* Written instruction:
Your task is to print all of the data word for word.

____________________

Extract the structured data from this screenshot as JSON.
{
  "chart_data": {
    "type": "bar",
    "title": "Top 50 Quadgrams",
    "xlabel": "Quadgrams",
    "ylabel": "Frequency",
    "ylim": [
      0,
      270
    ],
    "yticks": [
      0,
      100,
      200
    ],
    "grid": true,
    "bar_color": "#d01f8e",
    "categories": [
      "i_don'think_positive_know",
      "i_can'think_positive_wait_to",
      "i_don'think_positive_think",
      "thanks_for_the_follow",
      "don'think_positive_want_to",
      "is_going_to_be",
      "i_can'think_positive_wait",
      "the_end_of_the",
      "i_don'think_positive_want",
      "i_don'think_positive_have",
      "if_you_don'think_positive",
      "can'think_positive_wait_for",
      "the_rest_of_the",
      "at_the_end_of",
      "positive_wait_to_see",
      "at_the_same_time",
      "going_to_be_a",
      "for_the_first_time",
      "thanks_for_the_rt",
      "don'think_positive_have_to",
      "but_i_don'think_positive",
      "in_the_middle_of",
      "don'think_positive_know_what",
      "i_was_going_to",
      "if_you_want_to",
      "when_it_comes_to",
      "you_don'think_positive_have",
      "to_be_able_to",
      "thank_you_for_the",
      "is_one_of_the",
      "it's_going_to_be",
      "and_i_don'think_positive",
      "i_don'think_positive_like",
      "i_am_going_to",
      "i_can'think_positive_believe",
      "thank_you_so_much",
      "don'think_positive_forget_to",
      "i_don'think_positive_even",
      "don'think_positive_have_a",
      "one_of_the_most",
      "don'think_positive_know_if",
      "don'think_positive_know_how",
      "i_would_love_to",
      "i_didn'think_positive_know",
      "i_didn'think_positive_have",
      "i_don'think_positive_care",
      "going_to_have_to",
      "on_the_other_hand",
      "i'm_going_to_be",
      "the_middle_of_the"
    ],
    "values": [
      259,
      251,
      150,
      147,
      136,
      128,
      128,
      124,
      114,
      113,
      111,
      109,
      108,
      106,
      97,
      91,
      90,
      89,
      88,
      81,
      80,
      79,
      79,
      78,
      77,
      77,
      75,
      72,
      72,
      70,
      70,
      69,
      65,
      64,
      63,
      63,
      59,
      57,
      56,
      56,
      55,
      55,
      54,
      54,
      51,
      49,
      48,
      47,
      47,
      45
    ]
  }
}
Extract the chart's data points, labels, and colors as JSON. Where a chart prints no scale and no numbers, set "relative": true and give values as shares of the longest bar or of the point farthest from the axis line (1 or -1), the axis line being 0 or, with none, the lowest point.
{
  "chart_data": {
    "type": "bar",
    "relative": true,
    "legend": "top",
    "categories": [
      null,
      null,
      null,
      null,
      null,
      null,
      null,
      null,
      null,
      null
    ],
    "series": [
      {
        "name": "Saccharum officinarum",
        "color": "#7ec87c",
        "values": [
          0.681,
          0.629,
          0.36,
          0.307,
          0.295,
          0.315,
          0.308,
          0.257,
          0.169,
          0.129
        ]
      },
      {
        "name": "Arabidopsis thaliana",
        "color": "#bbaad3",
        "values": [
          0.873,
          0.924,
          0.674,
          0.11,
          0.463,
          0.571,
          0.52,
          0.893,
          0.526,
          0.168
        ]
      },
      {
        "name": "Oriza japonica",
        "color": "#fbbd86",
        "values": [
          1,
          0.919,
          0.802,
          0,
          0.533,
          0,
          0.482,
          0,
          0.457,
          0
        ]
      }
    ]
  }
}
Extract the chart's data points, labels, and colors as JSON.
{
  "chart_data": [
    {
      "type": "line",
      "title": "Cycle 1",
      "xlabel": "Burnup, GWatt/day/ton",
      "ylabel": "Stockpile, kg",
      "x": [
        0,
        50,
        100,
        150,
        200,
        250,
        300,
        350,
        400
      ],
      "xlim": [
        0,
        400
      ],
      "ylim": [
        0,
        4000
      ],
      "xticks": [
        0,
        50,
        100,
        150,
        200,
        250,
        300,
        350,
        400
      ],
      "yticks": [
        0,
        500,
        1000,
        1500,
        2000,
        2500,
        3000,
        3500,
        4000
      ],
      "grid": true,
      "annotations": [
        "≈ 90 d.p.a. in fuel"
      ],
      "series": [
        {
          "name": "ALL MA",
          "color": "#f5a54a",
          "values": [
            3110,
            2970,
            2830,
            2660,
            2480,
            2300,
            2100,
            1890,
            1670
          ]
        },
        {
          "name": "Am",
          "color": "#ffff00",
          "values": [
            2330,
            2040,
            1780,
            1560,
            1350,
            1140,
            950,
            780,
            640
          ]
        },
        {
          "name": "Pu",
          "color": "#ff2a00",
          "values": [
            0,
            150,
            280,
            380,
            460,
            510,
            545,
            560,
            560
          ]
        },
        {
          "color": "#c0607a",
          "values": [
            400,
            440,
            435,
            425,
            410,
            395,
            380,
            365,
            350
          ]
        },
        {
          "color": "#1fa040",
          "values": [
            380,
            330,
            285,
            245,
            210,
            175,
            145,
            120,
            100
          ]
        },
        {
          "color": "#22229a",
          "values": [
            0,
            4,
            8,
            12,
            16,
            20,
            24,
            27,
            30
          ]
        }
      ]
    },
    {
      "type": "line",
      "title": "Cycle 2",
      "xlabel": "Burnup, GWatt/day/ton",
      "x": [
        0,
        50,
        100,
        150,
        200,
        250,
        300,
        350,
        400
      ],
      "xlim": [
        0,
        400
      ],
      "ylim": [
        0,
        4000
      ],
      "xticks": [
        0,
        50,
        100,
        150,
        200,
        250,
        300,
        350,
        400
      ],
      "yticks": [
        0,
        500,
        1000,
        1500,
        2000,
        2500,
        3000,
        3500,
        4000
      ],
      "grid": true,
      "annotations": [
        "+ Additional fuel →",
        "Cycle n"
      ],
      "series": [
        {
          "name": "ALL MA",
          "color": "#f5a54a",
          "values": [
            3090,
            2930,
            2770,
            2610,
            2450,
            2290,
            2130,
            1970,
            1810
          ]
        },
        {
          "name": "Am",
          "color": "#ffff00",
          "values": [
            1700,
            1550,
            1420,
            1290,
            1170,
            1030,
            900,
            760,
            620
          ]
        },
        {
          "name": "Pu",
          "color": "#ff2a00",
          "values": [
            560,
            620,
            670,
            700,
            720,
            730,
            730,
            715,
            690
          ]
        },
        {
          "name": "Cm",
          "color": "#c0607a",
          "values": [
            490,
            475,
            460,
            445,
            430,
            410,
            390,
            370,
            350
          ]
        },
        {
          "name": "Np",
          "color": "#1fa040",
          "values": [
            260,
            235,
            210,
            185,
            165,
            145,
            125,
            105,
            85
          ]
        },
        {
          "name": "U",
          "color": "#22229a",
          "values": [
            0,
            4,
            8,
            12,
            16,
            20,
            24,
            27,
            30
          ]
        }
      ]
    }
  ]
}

____________________

* Exercise output:
Extract the structured data from this screenshot as JSON.
{
  "chart_data": {
    "type": "bar",
    "title": "Top 50 Quadgrams",
    "xlabel": "Quadgrams",
    "ylabel": "Frequency",
    "ylim": [
      0,
      270
    ],
    "yticks": [
      0,
      100,
      200
    ],
    "grid": true,
    "bar_color": "#d01f8e",
    "categories": [
      "i_don'think_positive_know",
      "i_can'think_positive_wait_to",
      "i_don'think_positive_think",
      "thanks_for_the_follow",
      "don'think_positive_want_to",
      "is_going_to_be",
      "i_can'think_positive_wait",
      "the_end_of_the",
      "i_don'think_positive_want",
      "i_don'think_positive_have",
      "if_you_don'think_positive",
      "can'think_positive_wait_for",
      "the_rest_of_the",
      "at_the_end_of",
      "positive_wait_to_see",
      "at_the_same_time",
      "going_to_be_a",
      "for_the_first_time",
      "thanks_for_the_rt",
      "don'think_positive_have_to",
      "but_i_don'think_positive",
      "in_the_middle_of",
      "don'think_positive_know_what",
      "i_was_going_to",
      "if_you_want_to",
      "when_it_comes_to",
      "you_don'think_positive_have",
      "to_be_able_to",
      "thank_you_for_the",
      "is_one_of_the",
      "it's_going_to_be",
      "and_i_don'think_positive",
      "i_don'think_positive_like",
      "i_am_going_to",
      "i_can'think_positive_believe",
      "thank_you_so_much",
      "don'think_positive_forget_to",
      "i_don'think_positive_even",
      "don'think_positive_have_a",
      "one_of_the_most",
      "don'think_positive_know_if",
      "don'think_positive_know_how",
      "i_would_love_to",
      "i_didn'think_positive_know",
      "i_didn'think_positive_have",
      "i_don'think_positive_care",
      "going_to_have_to",
      "on_the_other_hand",
      "i'm_going_to_be",
      "the_middle_of_the"
    ],
    "values": [
      259,
      251,
      150,
      147,
      136,
      128,
      128,
      124,
      114,
      113,
      111,
      109,
      108,
      106,
      97,
      91,
      90,
      89,
      88,
      81,
      80,
      79,
      79,
      78,
      77,
      77,
      75,
      72,
      72,
      70,
      70,
      69,
      65,
      64,
      63,
      63,
      59,
      57,
      56,
      56,
      55,
      55,
      54,
      54,
      51,
      49,
      48,
      47,
      47,
      45
    ]
  }
}
Extract the chart's data points, labels, and colors as JSON. Where a chart prints no scale and no numbers, set "relative": true and give values as shares of the longest bar or of the point farthest from the axis line (1 or -1), the axis line being 0 or, with none, the lowest point.
{
  "chart_data": {
    "type": "bar",
    "relative": true,
    "legend": "top",
    "categories": [
      null,
      null,
      null,
      null,
      null,
      null,
      null,
      null,
      null,
      null
    ],
    "series": [
      {
        "name": "Saccharum officinarum",
        "color": "#7ec87c",
        "values": [
          0.681,
          0.629,
          0.36,
          0.307,
          0.295,
          0.315,
          0.308,
          0.257,
          0.169,
          0.129
        ]
      },
      {
        "name": "Arabidopsis thaliana",
        "color": "#bbaad3",
        "values": [
          0.873,
          0.924,
          0.674,
          0.11,
          0.463,
          0.571,
          0.52,
          0.893,
          0.526,
          0.168
        ]
      },
      {
        "name": "Oriza japonica",
        "color": "#fbbd86",
        "values": [
          1,
          0.919,
          0.802,
          0,
          0.533,
          0,
          0.482,
          0,
          0.457,
          0
        ]
      }
    ]
  }
}
Extract the chart's data points, labels, and colors as JSON.
{
  "chart_data": [
    {
      "type": "line",
      "title": "Cycle 1",
      "xlabel": "Burnup, GWatt/day/ton",
      "ylabel": "Stockpile, kg",
      "x": [
        0,
        50,
        100,
        150,
        200,
        250,
        300,
        350,
        400
      ],
      "xlim": [
        0,
        400
      ],
      "ylim": [
        0,
        4000
      ],
      "xticks": [
        0,
        50,
        100,
        150,
        200,
        250,
        300,
        350,
        400
      ],
      "yticks": [
        0,
        500,
        1000,
        1500,
        2000,
        2500,
        3000,
        3500,
        4000
      ],
      "grid": true,
      "annotations": [
        "≈ 90 d.p.a. in fuel"
      ],
      "series": [
        {
          "name": "ALL MA",
          "color": "#f5a54a",
          "values": [
            3110,
            2970,
            2830,
            2660,
            2480,
            2300,
            2100,
            1890,
            1670
          ]
        },
        {
          "name": "Am",
          "color": "#ffff00",
          "values": [
            2330,
            2040,
            1780,
            1560,
            1350,
            1140,
            950,
            780,
            640
          ]
        },
        {
          "name": "Pu",
          "color": "#ff2a00",
          "values": [
            0,
            150,
            280,
            380,
            460,
            510,
            545,
            560,
            560
          ]
        },
        {
          "color": "#c0607a",
          "values": [
            400,
            440,
            435,
            425,
            410,
            395,
            380,
            365,
            350
          ]
        },
        {
          "color": "#1fa040",
          "values": [
            380,
            330,
            285,
            245,
            210,
            175,
            145,
            120,
            100
          ]
        },
        {
          "color": "#22229a",
          "values": [
            0,
            4,
            8,
            12,
            16,
            20,
            24,
            27,
            30
          ]
        }
      ]
    },
    {
      "type": "line",
      "title": "Cycle 2",
      "xlabel": "Burnup, GWatt/day/ton",
      "x": [
        0,
        50,
        100,
        150,
        200,
        250,
        300,
        350,
        400
      ],
      "xlim": [
        0,
        400
      ],
      "ylim": [
        0,
        4000
      ],
      "xticks": [
        0,
        50,
        100,
        150,
        200,
        250,
        300,
        350,
        400
      ],
      "yticks": [
        0,
        500,
        1000,
        1500,
        2000,
        2500,
        3000,
        3500,
        4000
      ],
      "grid": true,
      "annotations": [
        "+ Additional fuel →",
        "Cycle n"
      ],
      "series": [
        {
          "name": "ALL MA",
          "color": "#f5a54a",
          "values": [
            3090,
            2930,
            2770,
            2610,
            2450,
            2290,
            2130,
            1970,
            1810
          ]
        },
        {
          "name": "Am",
          "color": "#ffff00",
          "values": [
            1700,
            1550,
            1420,
            1290,
            1170,
            1030,
            900,
            760,
            620
          ]
        },
        {
          "name": "Pu",
          "color": "#ff2a00",
          "values": [
            560,
            620,
            670,
            700,
            720,
            730,
            730,
            715,
            690
          ]
        },
        {
          "name": "Cm",
          "color": "#c0607a",
          "values": [
            490,
            475,
            460,
            445,
            430,
            410,
            390,
            370,
            350
          ]
        },
        {
          "name": "Np",
          "color": "#1fa040",
          "values": [
            260,
            235,
            210,
            185,
            165,
            145,
            125,
            105,
            85
          ]
        },
        {
          "name": "U",
          "color": "#22229a",
          "values": [
            0,
            4,
            8,
            12,
            16,
            20,
            24,
            27,
            30
          ]
        }
      ]
    }
  ]
}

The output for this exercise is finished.